Excerpted data:

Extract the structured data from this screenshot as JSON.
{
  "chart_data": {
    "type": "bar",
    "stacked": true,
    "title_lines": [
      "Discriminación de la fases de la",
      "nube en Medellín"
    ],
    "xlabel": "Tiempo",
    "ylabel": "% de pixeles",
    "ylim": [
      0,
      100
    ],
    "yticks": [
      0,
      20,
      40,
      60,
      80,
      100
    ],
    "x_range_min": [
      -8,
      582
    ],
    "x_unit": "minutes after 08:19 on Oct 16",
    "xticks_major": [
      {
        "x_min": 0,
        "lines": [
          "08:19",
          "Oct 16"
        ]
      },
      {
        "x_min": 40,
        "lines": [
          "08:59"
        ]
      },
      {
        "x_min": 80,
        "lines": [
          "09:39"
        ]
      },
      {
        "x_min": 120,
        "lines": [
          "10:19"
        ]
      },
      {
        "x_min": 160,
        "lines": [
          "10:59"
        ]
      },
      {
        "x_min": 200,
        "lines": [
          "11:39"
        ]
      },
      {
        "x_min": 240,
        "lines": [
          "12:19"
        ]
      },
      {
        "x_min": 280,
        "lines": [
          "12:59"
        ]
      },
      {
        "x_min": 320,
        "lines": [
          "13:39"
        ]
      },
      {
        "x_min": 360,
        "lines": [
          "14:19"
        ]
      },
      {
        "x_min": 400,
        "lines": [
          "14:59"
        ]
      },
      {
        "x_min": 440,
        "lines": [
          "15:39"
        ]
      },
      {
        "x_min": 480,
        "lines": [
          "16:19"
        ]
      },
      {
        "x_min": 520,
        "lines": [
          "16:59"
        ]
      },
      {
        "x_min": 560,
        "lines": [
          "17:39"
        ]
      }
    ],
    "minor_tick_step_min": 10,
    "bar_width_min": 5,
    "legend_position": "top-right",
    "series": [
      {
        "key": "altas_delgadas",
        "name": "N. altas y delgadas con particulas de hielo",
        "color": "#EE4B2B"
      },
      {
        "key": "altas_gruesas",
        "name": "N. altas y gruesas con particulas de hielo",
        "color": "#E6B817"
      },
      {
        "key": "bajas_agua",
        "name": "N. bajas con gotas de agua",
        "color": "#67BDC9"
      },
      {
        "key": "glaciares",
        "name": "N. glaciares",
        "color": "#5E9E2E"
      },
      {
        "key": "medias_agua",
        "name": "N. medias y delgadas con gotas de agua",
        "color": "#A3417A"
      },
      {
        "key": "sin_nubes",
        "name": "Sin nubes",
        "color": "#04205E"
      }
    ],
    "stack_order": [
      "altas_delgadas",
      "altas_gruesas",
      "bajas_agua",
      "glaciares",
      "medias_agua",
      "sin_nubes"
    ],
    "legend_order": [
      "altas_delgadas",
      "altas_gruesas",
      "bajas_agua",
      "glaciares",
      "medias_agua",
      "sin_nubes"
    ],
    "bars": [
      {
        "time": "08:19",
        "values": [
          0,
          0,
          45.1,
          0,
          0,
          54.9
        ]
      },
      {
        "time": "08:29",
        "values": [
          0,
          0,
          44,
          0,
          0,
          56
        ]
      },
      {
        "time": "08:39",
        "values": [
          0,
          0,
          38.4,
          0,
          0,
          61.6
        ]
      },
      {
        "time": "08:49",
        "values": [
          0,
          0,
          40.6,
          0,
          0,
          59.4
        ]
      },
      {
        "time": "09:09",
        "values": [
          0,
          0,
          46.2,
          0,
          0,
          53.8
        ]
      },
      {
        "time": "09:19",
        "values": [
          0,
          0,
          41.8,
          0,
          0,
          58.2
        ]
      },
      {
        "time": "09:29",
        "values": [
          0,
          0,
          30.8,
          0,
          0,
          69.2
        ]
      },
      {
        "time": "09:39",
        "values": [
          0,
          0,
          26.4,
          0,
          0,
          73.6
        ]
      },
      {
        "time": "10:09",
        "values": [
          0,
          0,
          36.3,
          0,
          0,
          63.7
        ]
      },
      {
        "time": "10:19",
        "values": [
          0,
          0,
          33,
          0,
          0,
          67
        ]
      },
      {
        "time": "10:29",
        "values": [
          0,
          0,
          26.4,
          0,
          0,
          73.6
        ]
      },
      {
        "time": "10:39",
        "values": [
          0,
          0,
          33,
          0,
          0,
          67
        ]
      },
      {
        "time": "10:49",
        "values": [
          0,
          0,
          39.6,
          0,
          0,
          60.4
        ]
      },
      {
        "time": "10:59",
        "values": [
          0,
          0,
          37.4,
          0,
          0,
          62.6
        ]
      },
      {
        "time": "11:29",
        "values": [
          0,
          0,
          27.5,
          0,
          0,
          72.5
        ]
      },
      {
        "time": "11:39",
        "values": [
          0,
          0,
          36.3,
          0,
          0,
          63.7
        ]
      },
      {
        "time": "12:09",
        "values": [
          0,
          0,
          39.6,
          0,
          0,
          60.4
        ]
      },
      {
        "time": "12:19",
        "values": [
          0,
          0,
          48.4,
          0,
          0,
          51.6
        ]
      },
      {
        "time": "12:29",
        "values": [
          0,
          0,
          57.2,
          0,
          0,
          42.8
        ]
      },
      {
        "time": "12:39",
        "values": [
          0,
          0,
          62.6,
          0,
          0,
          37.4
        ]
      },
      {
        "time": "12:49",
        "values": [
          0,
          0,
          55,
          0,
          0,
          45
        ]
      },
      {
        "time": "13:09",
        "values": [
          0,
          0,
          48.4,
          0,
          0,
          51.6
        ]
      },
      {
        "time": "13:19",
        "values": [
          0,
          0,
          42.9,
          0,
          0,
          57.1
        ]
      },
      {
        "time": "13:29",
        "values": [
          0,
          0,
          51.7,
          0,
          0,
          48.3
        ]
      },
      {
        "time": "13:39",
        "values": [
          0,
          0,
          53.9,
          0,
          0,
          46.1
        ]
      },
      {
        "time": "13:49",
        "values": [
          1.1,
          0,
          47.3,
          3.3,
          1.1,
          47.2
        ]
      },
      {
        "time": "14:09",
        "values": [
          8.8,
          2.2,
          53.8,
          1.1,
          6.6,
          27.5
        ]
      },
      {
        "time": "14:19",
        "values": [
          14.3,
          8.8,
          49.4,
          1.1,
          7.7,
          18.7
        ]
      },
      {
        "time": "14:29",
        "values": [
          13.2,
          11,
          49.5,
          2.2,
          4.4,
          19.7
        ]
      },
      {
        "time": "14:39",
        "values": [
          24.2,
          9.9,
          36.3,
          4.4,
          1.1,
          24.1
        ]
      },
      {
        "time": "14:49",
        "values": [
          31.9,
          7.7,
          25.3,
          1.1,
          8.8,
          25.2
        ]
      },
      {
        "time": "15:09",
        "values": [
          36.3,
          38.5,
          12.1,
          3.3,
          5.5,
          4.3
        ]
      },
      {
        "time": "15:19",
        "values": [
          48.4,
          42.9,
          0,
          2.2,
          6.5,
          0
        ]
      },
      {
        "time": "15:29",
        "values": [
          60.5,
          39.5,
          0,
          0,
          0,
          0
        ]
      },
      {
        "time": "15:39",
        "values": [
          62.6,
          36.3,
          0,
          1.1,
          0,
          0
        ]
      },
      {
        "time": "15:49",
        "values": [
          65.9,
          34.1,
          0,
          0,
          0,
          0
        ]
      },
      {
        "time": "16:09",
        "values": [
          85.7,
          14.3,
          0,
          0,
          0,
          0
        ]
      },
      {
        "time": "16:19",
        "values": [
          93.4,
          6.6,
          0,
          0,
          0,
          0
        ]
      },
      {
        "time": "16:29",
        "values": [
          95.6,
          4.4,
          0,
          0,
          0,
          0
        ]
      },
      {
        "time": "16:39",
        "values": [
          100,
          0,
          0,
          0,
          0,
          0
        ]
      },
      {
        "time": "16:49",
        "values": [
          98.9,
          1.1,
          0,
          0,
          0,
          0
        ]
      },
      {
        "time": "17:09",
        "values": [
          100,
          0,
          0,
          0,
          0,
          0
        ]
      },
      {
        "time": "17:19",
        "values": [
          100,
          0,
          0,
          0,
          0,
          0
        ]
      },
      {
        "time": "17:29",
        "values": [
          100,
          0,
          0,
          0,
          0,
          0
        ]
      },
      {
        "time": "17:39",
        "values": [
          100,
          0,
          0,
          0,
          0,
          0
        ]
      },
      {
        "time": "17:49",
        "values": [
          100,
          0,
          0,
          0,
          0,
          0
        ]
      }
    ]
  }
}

Instructions for the task:
Search the data above for the string "gotas" and copy each line that has it.

Worked solution:
        "name": "N. bajas con gotas de agua",
        "name": "N. medias y delgadas con gotas de agua",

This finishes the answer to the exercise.